[Entries from a dataset]
______
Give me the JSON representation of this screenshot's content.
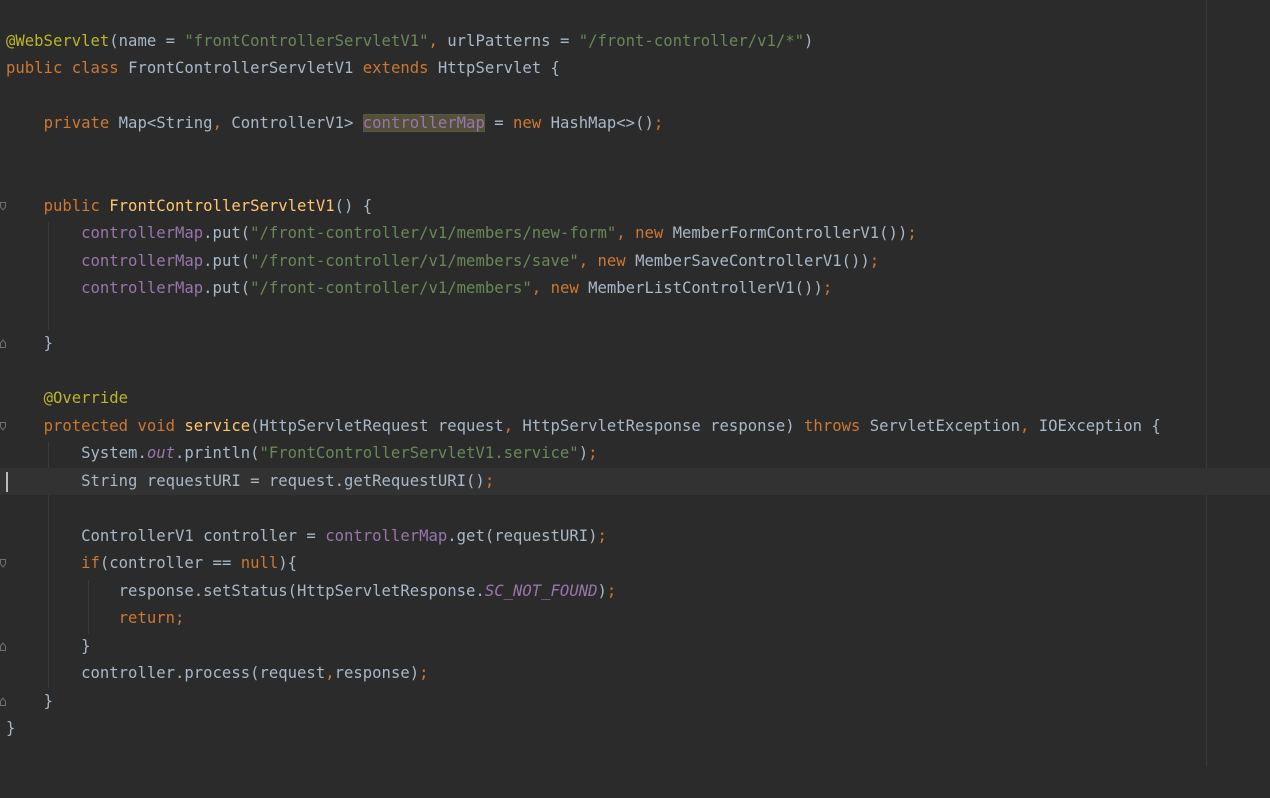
{
  "editor": {
    "language": "Java",
    "caret_line": 18,
    "highlighted_symbol": "controllerMap",
    "colors": {
      "background": "#2b2b2b",
      "current_line": "#323232",
      "default": "#a9b7c6",
      "keyword": "#cc7832",
      "string": "#6a8759",
      "annotation": "#bbb529",
      "field": "#9876aa",
      "method_decl": "#ffc66d",
      "usage_highlight": "#52503a"
    }
  },
  "code": {
    "l1": {
      "ann": "@WebServlet",
      "a": "(name = ",
      "s1": "\"frontControllerServletV1\"",
      "c1": ", ",
      "b": "urlPatterns = ",
      "s2": "\"/front-controller/v1/*\"",
      "d": ")"
    },
    "l2": {
      "k1": "public ",
      "k2": "class ",
      "a": "FrontControllerServletV1 ",
      "k3": "extends ",
      "b": "HttpServlet {"
    },
    "l4": {
      "k1": "private ",
      "a": "Map<String",
      "c1": ", ",
      "b": "ControllerV1> ",
      "f": "controllerMap",
      "c": " = ",
      "k2": "new ",
      "d": "HashMap<>()",
      "semi": ";"
    },
    "l7": {
      "k1": "public ",
      "fn": "FrontControllerServletV1",
      "a": "() {"
    },
    "l8": {
      "f": "controllerMap",
      "a": ".put(",
      "s": "\"/front-controller/v1/members/new-form\"",
      "c1": ", ",
      "k": "new ",
      "b": "MemberFormControllerV1())",
      "semi": ";"
    },
    "l9": {
      "f": "controllerMap",
      "a": ".put(",
      "s": "\"/front-controller/v1/members/save\"",
      "c1": ", ",
      "k": "new ",
      "b": "MemberSaveControllerV1())",
      "semi": ";"
    },
    "l10": {
      "f": "controllerMap",
      "a": ".put(",
      "s": "\"/front-controller/v1/members\"",
      "c1": ", ",
      "k": "new ",
      "b": "MemberListControllerV1())",
      "semi": ";"
    },
    "l12": {
      "a": "}"
    },
    "l14": {
      "ann": "@Override"
    },
    "l15": {
      "k1": "protected ",
      "k2": "void ",
      "fn": "service",
      "a": "(HttpServletRequest request",
      "c1": ", ",
      "b": "HttpServletResponse response) ",
      "k3": "throws ",
      "c": "ServletException",
      "c2": ", ",
      "d": "IOException {"
    },
    "l16": {
      "a": "System.",
      "fi": "out",
      "b": ".println(",
      "s": "\"FrontControllerServletV1.service\"",
      "c": ")",
      "semi": ";"
    },
    "l17": {
      "a": "String requestURI = request.getRequestURI()",
      "semi": ";"
    },
    "l19": {
      "a": "ControllerV1 controller = ",
      "f": "controllerMap",
      "b": ".get(requestURI)",
      "semi": ";"
    },
    "l20": {
      "k1": "if",
      "a": "(controller == ",
      "k2": "null",
      "b": "){"
    },
    "l21": {
      "a": "response.setStatus(HttpServletResponse.",
      "fi": "SC_NOT_FOUND",
      "b": ")",
      "semi": ";"
    },
    "l22": {
      "k": "return",
      "semi": ";"
    },
    "l23": {
      "a": "}"
    },
    "l24": {
      "a": "controller.process(request",
      "c1": ",",
      "b": "response)",
      "semi": ";"
    },
    "l25": {
      "a": "}"
    },
    "l26": {
      "a": "}"
    }
  }
}
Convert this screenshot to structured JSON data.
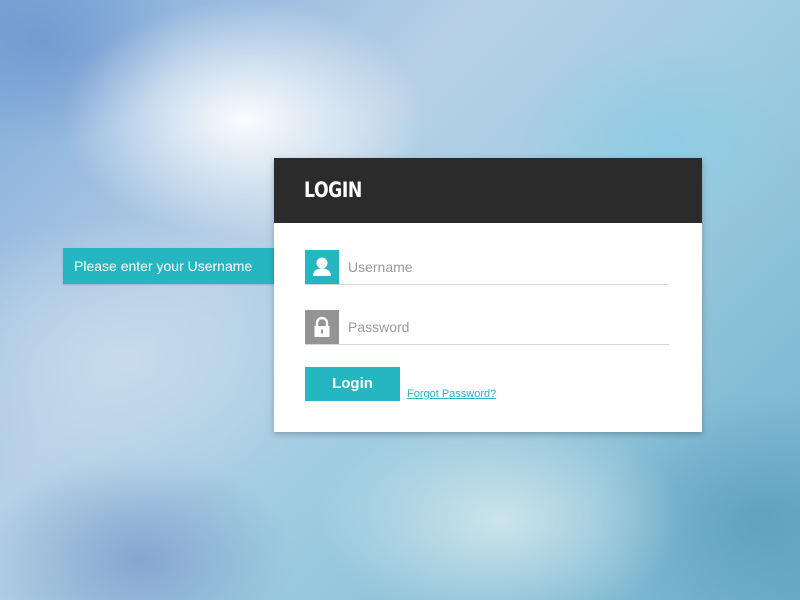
{
  "tooltip": {
    "text": "Please enter your Username"
  },
  "login": {
    "title": "Login",
    "username": {
      "placeholder": "Username",
      "value": "",
      "icon": "user-icon"
    },
    "password": {
      "placeholder": "Password",
      "value": "",
      "icon": "lock-icon"
    },
    "button_label": "Login",
    "forgot_link": "Forgot Password?"
  },
  "colors": {
    "accent": "#25b6c2",
    "header_bg": "#2b2b2b",
    "lock_icon_bg": "#949494",
    "card_bg": "#ffffff"
  }
}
______
• THE EXERCISE
Reproduce exactly and only the lines from the one with "Convert this screenshot" through the last entry, both included, excluding every picture.

• IN RESPONSE
Convert this screenshot to structured JSON data.
{
  "tooltip": {
    "text": "Please enter your Username"
  },
  "login": {
    "title": "Login",
    "username": {
      "placeholder": "Username",
      "value": "",
      "icon": "user-icon"
    },
    "password": {
      "placeholder": "Password",
      "value": "",
      "icon": "lock-icon"
    },
    "button_label": "Login",
    "forgot_link": "Forgot Password?"
  },
  "colors": {
    "accent": "#25b6c2",
    "header_bg": "#2b2b2b",
    "lock_icon_bg": "#949494",
    "card_bg": "#ffffff"
  }
}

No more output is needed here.